Give back the full listing, character for character, with no pictures.

--- Start STORED DATA ---

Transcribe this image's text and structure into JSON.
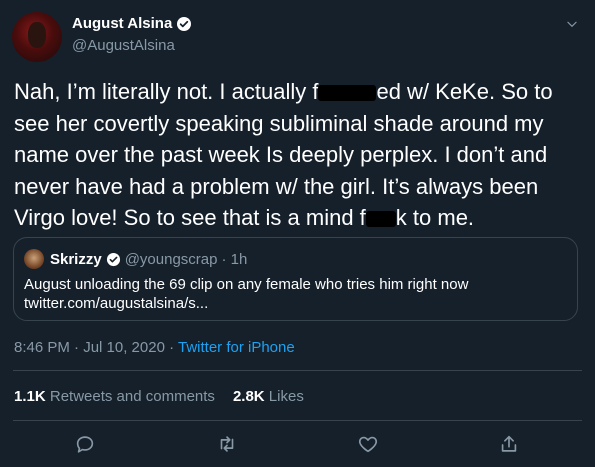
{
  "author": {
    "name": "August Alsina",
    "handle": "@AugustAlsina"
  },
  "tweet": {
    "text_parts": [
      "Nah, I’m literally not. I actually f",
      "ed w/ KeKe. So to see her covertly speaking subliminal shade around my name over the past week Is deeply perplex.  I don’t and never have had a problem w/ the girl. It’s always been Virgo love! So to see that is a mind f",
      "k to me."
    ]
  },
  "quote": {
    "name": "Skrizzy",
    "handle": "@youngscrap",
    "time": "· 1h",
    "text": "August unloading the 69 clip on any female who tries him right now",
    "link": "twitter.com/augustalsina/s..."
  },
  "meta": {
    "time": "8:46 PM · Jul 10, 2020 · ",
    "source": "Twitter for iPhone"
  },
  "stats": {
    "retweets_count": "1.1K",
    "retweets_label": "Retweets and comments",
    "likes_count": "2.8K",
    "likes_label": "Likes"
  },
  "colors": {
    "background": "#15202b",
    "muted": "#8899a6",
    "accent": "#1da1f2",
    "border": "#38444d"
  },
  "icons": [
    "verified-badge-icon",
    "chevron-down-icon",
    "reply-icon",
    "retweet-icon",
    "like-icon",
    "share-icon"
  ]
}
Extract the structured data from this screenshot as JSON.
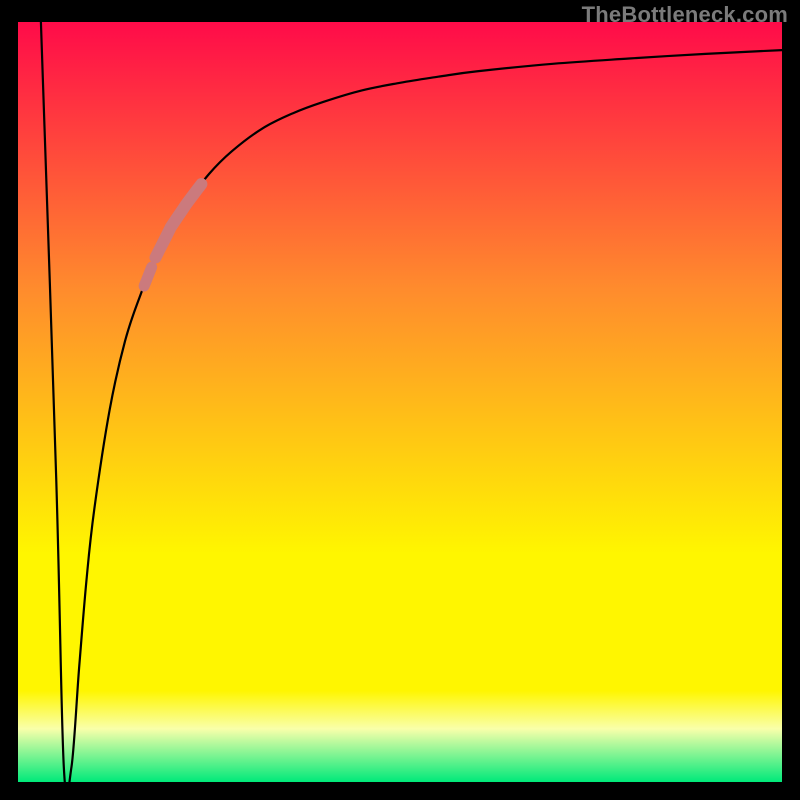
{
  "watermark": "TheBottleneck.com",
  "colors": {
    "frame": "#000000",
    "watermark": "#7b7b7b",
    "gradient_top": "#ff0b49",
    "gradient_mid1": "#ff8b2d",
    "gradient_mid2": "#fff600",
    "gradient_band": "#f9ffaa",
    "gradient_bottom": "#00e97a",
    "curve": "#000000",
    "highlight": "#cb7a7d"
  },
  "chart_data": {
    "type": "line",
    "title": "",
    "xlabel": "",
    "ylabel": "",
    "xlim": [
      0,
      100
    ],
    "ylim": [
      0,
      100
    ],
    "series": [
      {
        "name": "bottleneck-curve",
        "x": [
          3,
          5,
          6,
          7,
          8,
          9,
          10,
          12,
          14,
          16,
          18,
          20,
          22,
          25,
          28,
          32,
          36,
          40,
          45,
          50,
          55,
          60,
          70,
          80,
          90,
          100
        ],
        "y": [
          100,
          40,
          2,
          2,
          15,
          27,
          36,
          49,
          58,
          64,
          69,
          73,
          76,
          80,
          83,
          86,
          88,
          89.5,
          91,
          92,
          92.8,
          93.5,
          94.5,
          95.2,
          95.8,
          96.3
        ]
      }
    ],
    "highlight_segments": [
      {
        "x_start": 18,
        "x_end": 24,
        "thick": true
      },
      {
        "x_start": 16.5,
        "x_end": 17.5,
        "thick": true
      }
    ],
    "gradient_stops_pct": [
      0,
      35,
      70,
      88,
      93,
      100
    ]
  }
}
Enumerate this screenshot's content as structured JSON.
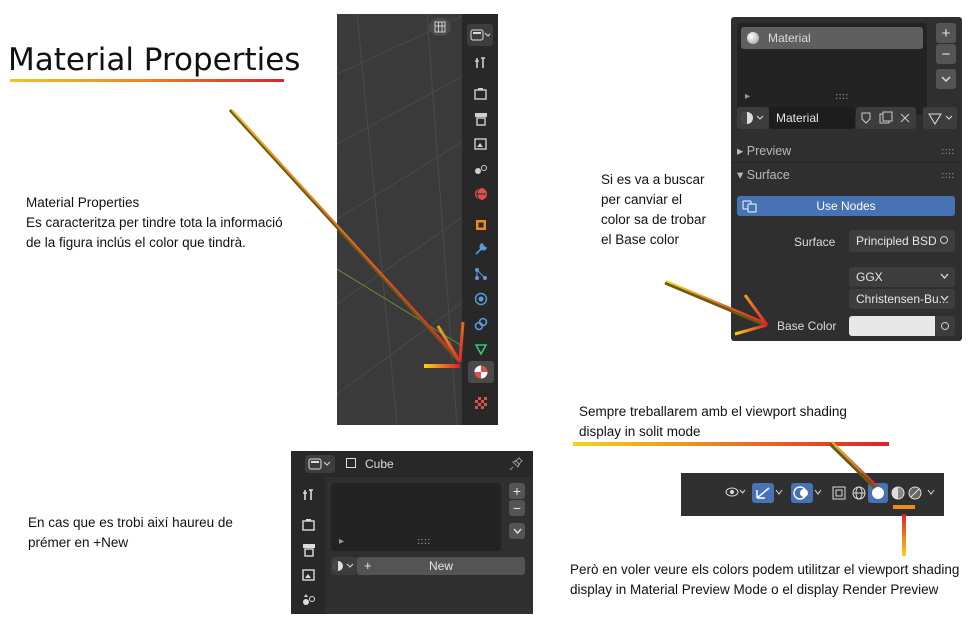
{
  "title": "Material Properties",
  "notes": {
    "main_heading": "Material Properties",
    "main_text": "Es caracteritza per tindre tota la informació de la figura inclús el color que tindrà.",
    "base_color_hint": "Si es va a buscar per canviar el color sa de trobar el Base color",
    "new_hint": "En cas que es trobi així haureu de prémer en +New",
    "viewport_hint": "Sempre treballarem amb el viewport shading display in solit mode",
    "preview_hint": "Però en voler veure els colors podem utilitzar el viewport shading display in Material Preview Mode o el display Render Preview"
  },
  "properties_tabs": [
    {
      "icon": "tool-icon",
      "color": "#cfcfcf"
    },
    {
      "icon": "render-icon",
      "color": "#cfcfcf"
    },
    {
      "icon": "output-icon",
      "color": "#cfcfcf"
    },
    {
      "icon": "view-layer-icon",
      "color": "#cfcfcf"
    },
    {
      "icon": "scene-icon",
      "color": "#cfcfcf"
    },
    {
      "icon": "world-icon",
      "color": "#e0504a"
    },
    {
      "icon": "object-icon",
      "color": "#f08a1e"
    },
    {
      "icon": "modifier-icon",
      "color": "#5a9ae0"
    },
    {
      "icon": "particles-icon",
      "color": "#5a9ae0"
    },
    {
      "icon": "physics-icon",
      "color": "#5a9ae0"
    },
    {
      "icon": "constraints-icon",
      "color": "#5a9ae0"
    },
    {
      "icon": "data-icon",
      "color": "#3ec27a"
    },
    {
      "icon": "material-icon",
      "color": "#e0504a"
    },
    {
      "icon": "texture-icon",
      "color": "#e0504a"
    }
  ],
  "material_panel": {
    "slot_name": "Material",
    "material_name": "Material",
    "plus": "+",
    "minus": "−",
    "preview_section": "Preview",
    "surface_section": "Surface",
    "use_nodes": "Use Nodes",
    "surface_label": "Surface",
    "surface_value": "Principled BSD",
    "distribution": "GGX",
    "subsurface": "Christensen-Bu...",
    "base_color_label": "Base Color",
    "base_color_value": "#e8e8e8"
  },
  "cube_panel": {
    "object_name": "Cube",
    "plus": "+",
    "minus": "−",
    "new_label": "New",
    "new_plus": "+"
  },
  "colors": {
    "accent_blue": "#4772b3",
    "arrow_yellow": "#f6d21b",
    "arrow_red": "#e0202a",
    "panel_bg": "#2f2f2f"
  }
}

--- End STORED DATA ---

◆ **RESULT OF THE TASK**
Transcribe this image's text and structure into JSON.
{
  "author": {
    "name": "August Alsina",
    "handle": "@AugustAlsina"
  },
  "tweet": {
    "text_parts": [
      "Nah, I’m literally not. I actually f",
      "ed w/ KeKe. So to see her covertly speaking subliminal shade around my name over the past week Is deeply perplex.  I don’t and never have had a problem w/ the girl. It’s always been Virgo love! So to see that is a mind f",
      "k to me."
    ]
  },
  "quote": {
    "name": "Skrizzy",
    "handle": "@youngscrap",
    "time": "· 1h",
    "text": "August unloading the 69 clip on any female who tries him right now",
    "link": "twitter.com/augustalsina/s..."
  },
  "meta": {
    "time": "8:46 PM · Jul 10, 2020 · ",
    "source": "Twitter for iPhone"
  },
  "stats": {
    "retweets_count": "1.1K",
    "retweets_label": "Retweets and comments",
    "likes_count": "2.8K",
    "likes_label": "Likes"
  },
  "colors": {
    "background": "#15202b",
    "muted": "#8899a6",
    "accent": "#1da1f2",
    "border": "#38444d"
  },
  "icons": [
    "verified-badge-icon",
    "chevron-down-icon",
    "reply-icon",
    "retweet-icon",
    "like-icon",
    "share-icon"
  ]
}
Extract the structured data from this screenshot as JSON.
{
  "watermark": "TheBottleneck.com",
  "colors": {
    "frame": "#000000",
    "watermark": "#7b7b7b",
    "gradient_top": "#ff0b49",
    "gradient_mid1": "#ff8b2d",
    "gradient_mid2": "#fff600",
    "gradient_band": "#f9ffaa",
    "gradient_bottom": "#00e97a",
    "curve": "#000000",
    "highlight": "#cb7a7d"
  },
  "chart_data": {
    "type": "line",
    "title": "",
    "xlabel": "",
    "ylabel": "",
    "xlim": [
      0,
      100
    ],
    "ylim": [
      0,
      100
    ],
    "series": [
      {
        "name": "bottleneck-curve",
        "x": [
          3,
          5,
          6,
          7,
          8,
          9,
          10,
          12,
          14,
          16,
          18,
          20,
          22,
          25,
          28,
          32,
          36,
          40,
          45,
          50,
          55,
          60,
          70,
          80,
          90,
          100
        ],
        "y": [
          100,
          40,
          2,
          2,
          15,
          27,
          36,
          49,
          58,
          64,
          69,
          73,
          76,
          80,
          83,
          86,
          88,
          89.5,
          91,
          92,
          92.8,
          93.5,
          94.5,
          95.2,
          95.8,
          96.3
        ]
      }
    ],
    "highlight_segments": [
      {
        "x_start": 18,
        "x_end": 24,
        "thick": true
      },
      {
        "x_start": 16.5,
        "x_end": 17.5,
        "thick": true
      }
    ],
    "gradient_stops_pct": [
      0,
      35,
      70,
      88,
      93,
      100
    ]
  }
}
Enumerate this screenshot's content as structured JSON.
{
  "title": "Material Properties",
  "notes": {
    "main_heading": "Material Properties",
    "main_text": "Es caracteritza per tindre tota la informació de la figura inclús el color que tindrà.",
    "base_color_hint": "Si es va a buscar per canviar el color sa de trobar el Base color",
    "new_hint": "En cas que es trobi així haureu de prémer en +New",
    "viewport_hint": "Sempre treballarem amb el viewport shading display in solit mode",
    "preview_hint": "Però en voler veure els colors podem utilitzar el viewport shading display in Material Preview Mode o el display Render Preview"
  },
  "properties_tabs": [
    {
      "icon": "tool-icon",
      "color": "#cfcfcf"
    },
    {
      "icon": "render-icon",
      "color": "#cfcfcf"
    },
    {
      "icon": "output-icon",
      "color": "#cfcfcf"
    },
    {
      "icon": "view-layer-icon",
      "color": "#cfcfcf"
    },
    {
      "icon": "scene-icon",
      "color": "#cfcfcf"
    },
    {
      "icon": "world-icon",
      "color": "#e0504a"
    },
    {
      "icon": "object-icon",
      "color": "#f08a1e"
    },
    {
      "icon": "modifier-icon",
      "color": "#5a9ae0"
    },
    {
      "icon": "particles-icon",
      "color": "#5a9ae0"
    },
    {
      "icon": "physics-icon",
      "color": "#5a9ae0"
    },
    {
      "icon": "constraints-icon",
      "color": "#5a9ae0"
    },
    {
      "icon": "data-icon",
      "color": "#3ec27a"
    },
    {
      "icon": "material-icon",
      "color": "#e0504a"
    },
    {
      "icon": "texture-icon",
      "color": "#e0504a"
    }
  ],
  "material_panel": {
    "slot_name": "Material",
    "material_name": "Material",
    "plus": "+",
    "minus": "−",
    "preview_section": "Preview",
    "surface_section": "Surface",
    "use_nodes": "Use Nodes",
    "surface_label": "Surface",
    "surface_value": "Principled BSD",
    "distribution": "GGX",
    "subsurface": "Christensen-Bu...",
    "base_color_label": "Base Color",
    "base_color_value": "#e8e8e8"
  },
  "cube_panel": {
    "object_name": "Cube",
    "plus": "+",
    "minus": "−",
    "new_label": "New",
    "new_plus": "+"
  },
  "colors": {
    "accent_blue": "#4772b3",
    "arrow_yellow": "#f6d21b",
    "arrow_red": "#e0202a",
    "panel_bg": "#2f2f2f"
  }
}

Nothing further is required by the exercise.